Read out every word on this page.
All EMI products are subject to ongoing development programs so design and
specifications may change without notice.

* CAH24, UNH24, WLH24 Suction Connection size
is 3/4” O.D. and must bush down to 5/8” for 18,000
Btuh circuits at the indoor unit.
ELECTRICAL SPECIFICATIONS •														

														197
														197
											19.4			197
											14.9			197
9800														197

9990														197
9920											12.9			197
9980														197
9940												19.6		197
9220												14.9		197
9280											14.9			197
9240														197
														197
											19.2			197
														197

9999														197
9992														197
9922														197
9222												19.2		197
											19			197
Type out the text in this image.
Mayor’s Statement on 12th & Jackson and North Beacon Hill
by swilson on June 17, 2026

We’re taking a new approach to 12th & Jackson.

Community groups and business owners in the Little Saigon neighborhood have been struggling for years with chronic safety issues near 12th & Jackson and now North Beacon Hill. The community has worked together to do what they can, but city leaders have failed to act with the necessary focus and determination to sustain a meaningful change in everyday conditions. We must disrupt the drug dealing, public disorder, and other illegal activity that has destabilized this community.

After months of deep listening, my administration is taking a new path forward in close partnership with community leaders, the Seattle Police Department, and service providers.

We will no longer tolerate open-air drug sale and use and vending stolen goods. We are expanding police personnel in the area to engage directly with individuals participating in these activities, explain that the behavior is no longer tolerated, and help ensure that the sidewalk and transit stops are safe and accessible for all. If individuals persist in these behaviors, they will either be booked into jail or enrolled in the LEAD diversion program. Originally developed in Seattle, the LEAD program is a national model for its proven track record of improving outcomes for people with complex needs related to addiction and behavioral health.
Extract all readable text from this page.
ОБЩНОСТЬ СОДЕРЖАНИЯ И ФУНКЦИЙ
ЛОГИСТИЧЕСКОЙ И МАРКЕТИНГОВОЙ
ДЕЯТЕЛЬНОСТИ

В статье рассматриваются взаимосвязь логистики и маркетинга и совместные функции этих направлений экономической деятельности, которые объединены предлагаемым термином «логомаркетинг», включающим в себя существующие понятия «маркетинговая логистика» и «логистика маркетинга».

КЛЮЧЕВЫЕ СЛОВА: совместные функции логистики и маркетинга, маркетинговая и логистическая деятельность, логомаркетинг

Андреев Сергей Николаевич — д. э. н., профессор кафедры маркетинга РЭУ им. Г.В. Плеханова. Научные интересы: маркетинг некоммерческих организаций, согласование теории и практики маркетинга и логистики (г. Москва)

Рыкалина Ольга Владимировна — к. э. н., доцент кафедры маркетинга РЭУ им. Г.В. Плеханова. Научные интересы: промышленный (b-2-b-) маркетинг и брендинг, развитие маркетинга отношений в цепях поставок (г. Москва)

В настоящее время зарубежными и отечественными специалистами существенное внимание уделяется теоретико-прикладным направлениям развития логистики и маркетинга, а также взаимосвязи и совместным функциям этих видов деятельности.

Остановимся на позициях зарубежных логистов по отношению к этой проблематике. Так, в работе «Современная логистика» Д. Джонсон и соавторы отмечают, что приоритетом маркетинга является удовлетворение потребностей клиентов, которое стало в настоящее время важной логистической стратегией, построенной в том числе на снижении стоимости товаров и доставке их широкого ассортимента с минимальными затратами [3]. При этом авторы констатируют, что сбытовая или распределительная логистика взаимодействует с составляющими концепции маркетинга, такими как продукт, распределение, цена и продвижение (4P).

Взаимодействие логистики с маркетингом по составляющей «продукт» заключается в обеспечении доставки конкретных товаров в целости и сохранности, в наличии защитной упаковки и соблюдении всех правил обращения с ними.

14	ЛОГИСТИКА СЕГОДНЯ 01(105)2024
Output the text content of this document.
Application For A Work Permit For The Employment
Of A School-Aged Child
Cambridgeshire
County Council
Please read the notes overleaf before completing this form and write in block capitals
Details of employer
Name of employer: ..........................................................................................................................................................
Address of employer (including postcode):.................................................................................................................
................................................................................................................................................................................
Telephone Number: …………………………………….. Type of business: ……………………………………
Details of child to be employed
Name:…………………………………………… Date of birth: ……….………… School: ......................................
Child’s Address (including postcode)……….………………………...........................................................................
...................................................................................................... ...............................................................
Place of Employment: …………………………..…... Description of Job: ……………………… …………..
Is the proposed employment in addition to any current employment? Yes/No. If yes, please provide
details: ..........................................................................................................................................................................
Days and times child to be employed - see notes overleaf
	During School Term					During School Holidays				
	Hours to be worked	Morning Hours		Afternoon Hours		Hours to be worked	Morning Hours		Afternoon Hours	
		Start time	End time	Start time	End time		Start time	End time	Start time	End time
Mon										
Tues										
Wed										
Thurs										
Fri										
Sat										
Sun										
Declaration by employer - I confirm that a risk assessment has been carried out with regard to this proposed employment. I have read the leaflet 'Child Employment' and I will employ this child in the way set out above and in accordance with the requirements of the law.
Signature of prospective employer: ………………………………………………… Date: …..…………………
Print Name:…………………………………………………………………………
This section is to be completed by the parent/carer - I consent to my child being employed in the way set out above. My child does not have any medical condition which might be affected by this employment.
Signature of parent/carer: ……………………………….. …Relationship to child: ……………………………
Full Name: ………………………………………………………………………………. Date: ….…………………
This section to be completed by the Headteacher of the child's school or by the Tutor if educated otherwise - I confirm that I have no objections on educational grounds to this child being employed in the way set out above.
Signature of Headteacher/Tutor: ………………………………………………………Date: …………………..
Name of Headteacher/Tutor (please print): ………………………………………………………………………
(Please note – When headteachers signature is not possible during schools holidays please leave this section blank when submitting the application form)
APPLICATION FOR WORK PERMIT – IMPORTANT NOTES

────────

Exercise instructions >> Reproduce the data, keeping every line exactly the same.

Output below >>
Read out every word on this page.
All EMI products are subject to ongoing development programs so design and
specifications may change without notice.

* CAH24, UNH24, WLH24 Suction Connection size
is 3/4” O.D. and must bush down to 5/8” for 18,000
Btuh circuits at the indoor unit.
ELECTRICAL SPECIFICATIONS •														

														197
														197
											19.4			197
											14.9			197
9800														197

9990														197
9920											12.9			197
9980														197
9940												19.6		197
9220												14.9		197
9280											14.9			197
9240														197
														197
											19.2			197
														197

9999														197
9992														197
9922														197
9222												19.2		197
											19			197
Type out the text in this image.
Mayor’s Statement on 12th & Jackson and North Beacon Hill
by swilson on June 17, 2026

We’re taking a new approach to 12th & Jackson.

Community groups and business owners in the Little Saigon neighborhood have been struggling for years with chronic safety issues near 12th & Jackson and now North Beacon Hill. The community has worked together to do what they can, but city leaders have failed to act with the necessary focus and determination to sustain a meaningful change in everyday conditions. We must disrupt the drug dealing, public disorder, and other illegal activity that has destabilized this community.

After months of deep listening, my administration is taking a new path forward in close partnership with community leaders, the Seattle Police Department, and service providers.

We will no longer tolerate open-air drug sale and use and vending stolen goods. We are expanding police personnel in the area to engage directly with individuals participating in these activities, explain that the behavior is no longer tolerated, and help ensure that the sidewalk and transit stops are safe and accessible for all. If individuals persist in these behaviors, they will either be booked into jail or enrolled in the LEAD diversion program. Originally developed in Seattle, the LEAD program is a national model for its proven track record of improving outcomes for people with complex needs related to addiction and behavioral health.
Extract all readable text from this page.
ОБЩНОСТЬ СОДЕРЖАНИЯ И ФУНКЦИЙ
ЛОГИСТИЧЕСКОЙ И МАРКЕТИНГОВОЙ
ДЕЯТЕЛЬНОСТИ

В статье рассматриваются взаимосвязь логистики и маркетинга и совместные функции этих направлений экономической деятельности, которые объединены предлагаемым термином «логомаркетинг», включающим в себя существующие понятия «маркетинговая логистика» и «логистика маркетинга».

КЛЮЧЕВЫЕ СЛОВА: совместные функции логистики и маркетинга, маркетинговая и логистическая деятельность, логомаркетинг

Андреев Сергей Николаевич — д. э. н., профессор кафедры маркетинга РЭУ им. Г.В. Плеханова. Научные интересы: маркетинг некоммерческих организаций, согласование теории и практики маркетинга и логистики (г. Москва)

Рыкалина Ольга Владимировна — к. э. н., доцент кафедры маркетинга РЭУ им. Г.В. Плеханова. Научные интересы: промышленный (b-2-b-) маркетинг и брендинг, развитие маркетинга отношений в цепях поставок (г. Москва)

В настоящее время зарубежными и отечественными специалистами существенное внимание уделяется теоретико-прикладным направлениям развития логистики и маркетинга, а также взаимосвязи и совместным функциям этих видов деятельности.

Остановимся на позициях зарубежных логистов по отношению к этой проблематике. Так, в работе «Современная логистика» Д. Джонсон и соавторы отмечают, что приоритетом маркетинга является удовлетворение потребностей клиентов, которое стало в настоящее время важной логистической стратегией, построенной в том числе на снижении стоимости товаров и доставке их широкого ассортимента с минимальными затратами [3]. При этом авторы констатируют, что сбытовая или распределительная логистика взаимодействует с составляющими концепции маркетинга, такими как продукт, распределение, цена и продвижение (4P).

Взаимодействие логистики с маркетингом по составляющей «продукт» заключается в обеспечении доставки конкретных товаров в целости и сохранности, в наличии защитной упаковки и соблюдении всех правил обращения с ними.

14	ЛОГИСТИКА СЕГОДНЯ 01(105)2024
Output the text content of this document.
Application For A Work Permit For The Employment
Of A School-Aged Child
Cambridgeshire
County Council
Please read the notes overleaf before completing this form and write in block capitals
Details of employer
Name of employer: ..........................................................................................................................................................
Address of employer (including postcode):.................................................................................................................
................................................................................................................................................................................
Telephone Number: …………………………………….. Type of business: ……………………………………
Details of child to be employed
Name:…………………………………………… Date of birth: ……….………… School: ......................................
Child’s Address (including postcode)……….………………………...........................................................................
...................................................................................................... ...............................................................
Place of Employment: …………………………..…... Description of Job: ……………………… …………..
Is the proposed employment in addition to any current employment? Yes/No. If yes, please provide
details: ..........................................................................................................................................................................
Days and times child to be employed - see notes overleaf
	During School Term					During School Holidays				
	Hours to be worked	Morning Hours		Afternoon Hours		Hours to be worked	Morning Hours		Afternoon Hours	
		Start time	End time	Start time	End time		Start time	End time	Start time	End time
Mon										
Tues										
Wed										
Thurs										
Fri										
Sat										
Sun										
Declaration by employer - I confirm that a risk assessment has been carried out with regard to this proposed employment. I have read the leaflet 'Child Employment' and I will employ this child in the way set out above and in accordance with the requirements of the law.
Signature of prospective employer: ………………………………………………… Date: …..…………………
Print Name:…………………………………………………………………………
This section is to be completed by the parent/carer - I consent to my child being employed in the way set out above. My child does not have any medical condition which might be affected by this employment.
Signature of parent/carer: ……………………………….. …Relationship to child: ……………………………
Full Name: ………………………………………………………………………………. Date: ….…………………
This section to be completed by the Headteacher of the child's school or by the Tutor if educated otherwise - I confirm that I have no objections on educational grounds to this child being employed in the way set out above.
Signature of Headteacher/Tutor: ………………………………………………………Date: …………………..
Name of Headteacher/Tutor (please print): ………………………………………………………………………
(Please note – When headteachers signature is not possible during schools holidays please leave this section blank when submitting the application form)
APPLICATION FOR WORK PERMIT – IMPORTANT NOTES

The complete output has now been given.